• _Records that describe figures_:
===
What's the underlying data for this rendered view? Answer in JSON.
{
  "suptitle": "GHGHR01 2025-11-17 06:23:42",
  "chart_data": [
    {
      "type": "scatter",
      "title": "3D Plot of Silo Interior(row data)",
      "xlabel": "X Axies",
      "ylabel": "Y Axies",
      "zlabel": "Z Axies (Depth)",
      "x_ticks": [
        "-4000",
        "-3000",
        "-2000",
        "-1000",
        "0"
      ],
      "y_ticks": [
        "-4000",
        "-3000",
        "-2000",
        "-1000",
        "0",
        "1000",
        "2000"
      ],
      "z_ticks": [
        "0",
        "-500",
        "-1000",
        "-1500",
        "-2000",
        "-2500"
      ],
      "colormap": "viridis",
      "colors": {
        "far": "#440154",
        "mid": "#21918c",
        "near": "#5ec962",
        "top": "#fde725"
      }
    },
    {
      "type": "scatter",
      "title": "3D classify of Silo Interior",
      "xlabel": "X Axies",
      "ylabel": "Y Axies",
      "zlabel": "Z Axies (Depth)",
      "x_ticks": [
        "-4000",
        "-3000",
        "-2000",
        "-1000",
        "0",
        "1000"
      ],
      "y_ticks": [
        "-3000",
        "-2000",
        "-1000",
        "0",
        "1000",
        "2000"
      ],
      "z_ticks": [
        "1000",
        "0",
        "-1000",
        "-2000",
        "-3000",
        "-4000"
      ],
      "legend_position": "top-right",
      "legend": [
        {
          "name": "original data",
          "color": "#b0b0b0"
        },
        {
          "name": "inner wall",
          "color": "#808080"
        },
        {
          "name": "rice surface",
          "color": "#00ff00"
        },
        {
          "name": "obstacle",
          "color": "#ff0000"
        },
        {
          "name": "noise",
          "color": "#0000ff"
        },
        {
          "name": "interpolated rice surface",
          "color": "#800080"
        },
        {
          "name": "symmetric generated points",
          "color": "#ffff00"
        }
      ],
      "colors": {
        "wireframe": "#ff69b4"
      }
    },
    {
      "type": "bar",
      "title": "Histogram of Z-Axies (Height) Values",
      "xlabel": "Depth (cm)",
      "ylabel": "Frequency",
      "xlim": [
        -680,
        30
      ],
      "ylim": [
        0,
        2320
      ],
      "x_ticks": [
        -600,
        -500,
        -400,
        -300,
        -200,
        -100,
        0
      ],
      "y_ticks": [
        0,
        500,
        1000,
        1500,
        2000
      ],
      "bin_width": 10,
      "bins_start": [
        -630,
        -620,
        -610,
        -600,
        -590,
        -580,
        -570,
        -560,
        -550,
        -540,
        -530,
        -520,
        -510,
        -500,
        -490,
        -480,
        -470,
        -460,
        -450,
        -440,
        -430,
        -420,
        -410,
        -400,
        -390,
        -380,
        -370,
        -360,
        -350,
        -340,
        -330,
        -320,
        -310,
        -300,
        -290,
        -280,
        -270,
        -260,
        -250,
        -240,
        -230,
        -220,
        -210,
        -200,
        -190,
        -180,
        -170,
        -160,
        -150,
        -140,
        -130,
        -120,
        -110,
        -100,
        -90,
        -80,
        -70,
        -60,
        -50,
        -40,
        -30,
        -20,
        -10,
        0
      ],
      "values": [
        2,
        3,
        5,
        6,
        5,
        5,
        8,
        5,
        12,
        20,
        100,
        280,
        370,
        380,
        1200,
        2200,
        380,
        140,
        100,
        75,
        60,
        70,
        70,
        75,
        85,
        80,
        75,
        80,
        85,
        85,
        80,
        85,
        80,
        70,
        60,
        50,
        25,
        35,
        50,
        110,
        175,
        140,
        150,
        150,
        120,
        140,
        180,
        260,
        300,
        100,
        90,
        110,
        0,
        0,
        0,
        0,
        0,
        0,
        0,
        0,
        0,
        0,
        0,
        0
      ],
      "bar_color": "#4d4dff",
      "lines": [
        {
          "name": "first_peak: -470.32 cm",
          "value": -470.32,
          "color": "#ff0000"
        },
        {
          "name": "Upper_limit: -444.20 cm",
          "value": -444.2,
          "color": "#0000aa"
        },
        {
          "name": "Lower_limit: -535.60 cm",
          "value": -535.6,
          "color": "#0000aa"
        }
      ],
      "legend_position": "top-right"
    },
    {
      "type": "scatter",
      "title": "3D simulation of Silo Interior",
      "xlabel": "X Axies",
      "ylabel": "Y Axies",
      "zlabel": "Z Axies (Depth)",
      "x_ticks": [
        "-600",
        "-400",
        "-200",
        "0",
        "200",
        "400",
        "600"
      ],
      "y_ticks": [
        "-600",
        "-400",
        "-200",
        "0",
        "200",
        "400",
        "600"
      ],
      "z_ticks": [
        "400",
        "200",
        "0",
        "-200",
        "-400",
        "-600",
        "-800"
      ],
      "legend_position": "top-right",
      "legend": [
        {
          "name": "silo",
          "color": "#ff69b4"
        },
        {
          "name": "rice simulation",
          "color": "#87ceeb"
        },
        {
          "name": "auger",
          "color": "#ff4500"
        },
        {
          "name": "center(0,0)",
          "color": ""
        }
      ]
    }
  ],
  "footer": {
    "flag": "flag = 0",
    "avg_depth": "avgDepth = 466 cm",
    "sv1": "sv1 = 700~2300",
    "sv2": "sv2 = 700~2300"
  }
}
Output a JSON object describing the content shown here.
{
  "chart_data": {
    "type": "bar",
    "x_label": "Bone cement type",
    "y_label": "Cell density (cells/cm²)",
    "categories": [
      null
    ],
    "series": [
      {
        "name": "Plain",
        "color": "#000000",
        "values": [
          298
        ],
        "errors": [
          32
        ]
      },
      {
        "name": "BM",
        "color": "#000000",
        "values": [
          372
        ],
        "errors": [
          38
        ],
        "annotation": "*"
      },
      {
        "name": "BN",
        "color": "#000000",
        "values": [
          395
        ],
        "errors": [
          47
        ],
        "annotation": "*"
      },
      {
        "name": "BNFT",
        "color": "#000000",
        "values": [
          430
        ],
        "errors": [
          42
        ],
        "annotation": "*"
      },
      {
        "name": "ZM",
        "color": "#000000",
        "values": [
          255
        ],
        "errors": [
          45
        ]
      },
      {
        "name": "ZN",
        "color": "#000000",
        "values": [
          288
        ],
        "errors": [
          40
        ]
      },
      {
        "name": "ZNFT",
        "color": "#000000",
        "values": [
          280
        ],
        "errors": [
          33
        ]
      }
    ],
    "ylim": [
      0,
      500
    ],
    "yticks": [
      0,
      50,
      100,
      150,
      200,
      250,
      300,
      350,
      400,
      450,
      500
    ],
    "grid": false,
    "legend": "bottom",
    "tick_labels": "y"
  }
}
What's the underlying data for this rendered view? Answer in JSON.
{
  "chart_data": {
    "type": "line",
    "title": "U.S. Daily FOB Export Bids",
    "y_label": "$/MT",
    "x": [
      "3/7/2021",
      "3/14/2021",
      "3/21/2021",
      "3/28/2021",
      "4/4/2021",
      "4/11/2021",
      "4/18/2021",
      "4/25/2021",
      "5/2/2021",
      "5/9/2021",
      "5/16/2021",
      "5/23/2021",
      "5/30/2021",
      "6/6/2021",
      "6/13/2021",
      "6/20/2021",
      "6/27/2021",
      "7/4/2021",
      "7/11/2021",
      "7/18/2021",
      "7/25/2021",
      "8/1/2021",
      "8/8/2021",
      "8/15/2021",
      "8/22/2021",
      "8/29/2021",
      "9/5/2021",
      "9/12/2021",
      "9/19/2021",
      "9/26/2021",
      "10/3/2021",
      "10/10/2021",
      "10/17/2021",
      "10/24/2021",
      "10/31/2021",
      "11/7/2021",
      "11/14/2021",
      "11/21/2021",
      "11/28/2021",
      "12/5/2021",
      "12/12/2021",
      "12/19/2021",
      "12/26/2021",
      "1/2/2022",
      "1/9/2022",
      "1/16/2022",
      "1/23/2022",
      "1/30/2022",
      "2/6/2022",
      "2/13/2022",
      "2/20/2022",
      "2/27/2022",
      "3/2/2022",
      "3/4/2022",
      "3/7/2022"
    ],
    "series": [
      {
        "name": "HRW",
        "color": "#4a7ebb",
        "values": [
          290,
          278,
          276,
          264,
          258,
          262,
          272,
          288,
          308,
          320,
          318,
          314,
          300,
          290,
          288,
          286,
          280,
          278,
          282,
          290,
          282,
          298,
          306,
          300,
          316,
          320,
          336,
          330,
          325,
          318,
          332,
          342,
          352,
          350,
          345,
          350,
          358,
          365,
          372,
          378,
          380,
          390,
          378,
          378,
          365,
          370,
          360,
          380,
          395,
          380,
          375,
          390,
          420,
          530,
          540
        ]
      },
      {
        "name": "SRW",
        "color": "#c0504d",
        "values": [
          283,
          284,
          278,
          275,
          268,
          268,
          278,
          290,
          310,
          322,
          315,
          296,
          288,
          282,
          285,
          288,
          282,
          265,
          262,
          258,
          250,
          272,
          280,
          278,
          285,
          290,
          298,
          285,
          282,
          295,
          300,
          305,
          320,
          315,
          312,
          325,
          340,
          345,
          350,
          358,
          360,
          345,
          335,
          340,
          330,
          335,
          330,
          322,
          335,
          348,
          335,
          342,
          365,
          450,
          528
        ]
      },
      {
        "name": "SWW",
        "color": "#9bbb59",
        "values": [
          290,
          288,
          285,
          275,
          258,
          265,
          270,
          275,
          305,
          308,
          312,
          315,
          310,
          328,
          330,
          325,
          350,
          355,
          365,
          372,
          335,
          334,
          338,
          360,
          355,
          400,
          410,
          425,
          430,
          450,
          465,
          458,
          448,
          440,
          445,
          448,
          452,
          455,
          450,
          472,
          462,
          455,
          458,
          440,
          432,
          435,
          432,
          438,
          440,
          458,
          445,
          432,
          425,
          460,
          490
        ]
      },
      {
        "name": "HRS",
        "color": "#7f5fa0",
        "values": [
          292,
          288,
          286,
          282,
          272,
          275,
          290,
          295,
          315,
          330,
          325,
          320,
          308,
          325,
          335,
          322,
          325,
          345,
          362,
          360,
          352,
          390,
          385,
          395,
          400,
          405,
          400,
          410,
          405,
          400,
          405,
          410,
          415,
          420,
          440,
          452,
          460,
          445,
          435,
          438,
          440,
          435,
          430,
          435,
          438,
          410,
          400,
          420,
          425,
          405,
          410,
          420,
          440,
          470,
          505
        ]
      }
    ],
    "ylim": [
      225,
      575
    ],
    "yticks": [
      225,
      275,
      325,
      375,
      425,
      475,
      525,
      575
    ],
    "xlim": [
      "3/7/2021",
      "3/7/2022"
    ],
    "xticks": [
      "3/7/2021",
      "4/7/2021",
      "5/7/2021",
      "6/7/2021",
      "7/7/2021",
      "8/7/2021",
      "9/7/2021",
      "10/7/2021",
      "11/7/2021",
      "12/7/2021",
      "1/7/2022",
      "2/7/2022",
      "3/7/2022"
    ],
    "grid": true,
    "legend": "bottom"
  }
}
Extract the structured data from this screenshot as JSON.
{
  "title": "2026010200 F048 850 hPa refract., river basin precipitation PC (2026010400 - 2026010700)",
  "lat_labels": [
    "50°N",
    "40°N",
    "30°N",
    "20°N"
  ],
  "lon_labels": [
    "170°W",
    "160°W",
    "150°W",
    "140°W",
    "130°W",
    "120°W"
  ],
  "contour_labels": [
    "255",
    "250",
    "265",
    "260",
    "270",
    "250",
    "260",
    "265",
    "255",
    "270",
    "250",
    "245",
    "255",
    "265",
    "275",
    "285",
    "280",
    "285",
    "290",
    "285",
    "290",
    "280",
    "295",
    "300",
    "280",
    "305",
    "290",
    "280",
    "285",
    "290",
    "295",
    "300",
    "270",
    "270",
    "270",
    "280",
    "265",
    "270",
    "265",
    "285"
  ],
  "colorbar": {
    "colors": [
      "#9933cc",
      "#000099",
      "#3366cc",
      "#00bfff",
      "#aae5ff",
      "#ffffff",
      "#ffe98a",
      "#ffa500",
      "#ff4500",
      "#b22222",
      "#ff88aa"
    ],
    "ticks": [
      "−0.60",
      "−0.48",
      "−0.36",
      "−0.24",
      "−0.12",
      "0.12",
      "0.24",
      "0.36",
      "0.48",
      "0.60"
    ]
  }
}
===
• _TASK DESCRIPTION_: Reproduce the lines from the one containing "Extract the structured" to the end of the entries, keeping both ends and adding nothing.

• _OUTPUT FOR THIS EXERCISE_:
Extract the structured data from this screenshot as JSON.
{
  "title": "2026010200 F048 850 hPa refract., river basin precipitation PC (2026010400 - 2026010700)",
  "lat_labels": [
    "50°N",
    "40°N",
    "30°N",
    "20°N"
  ],
  "lon_labels": [
    "170°W",
    "160°W",
    "150°W",
    "140°W",
    "130°W",
    "120°W"
  ],
  "contour_labels": [
    "255",
    "250",
    "265",
    "260",
    "270",
    "250",
    "260",
    "265",
    "255",
    "270",
    "250",
    "245",
    "255",
    "265",
    "275",
    "285",
    "280",
    "285",
    "290",
    "285",
    "290",
    "280",
    "295",
    "300",
    "280",
    "305",
    "290",
    "280",
    "285",
    "290",
    "295",
    "300",
    "270",
    "270",
    "270",
    "280",
    "265",
    "270",
    "265",
    "285"
  ],
  "colorbar": {
    "colors": [
      "#9933cc",
      "#000099",
      "#3366cc",
      "#00bfff",
      "#aae5ff",
      "#ffffff",
      "#ffe98a",
      "#ffa500",
      "#ff4500",
      "#b22222",
      "#ff88aa"
    ],
    "ticks": [
      "−0.60",
      "−0.48",
      "−0.36",
      "−0.24",
      "−0.12",
      "0.12",
      "0.24",
      "0.36",
      "0.48",
      "0.60"
    ]
  }
}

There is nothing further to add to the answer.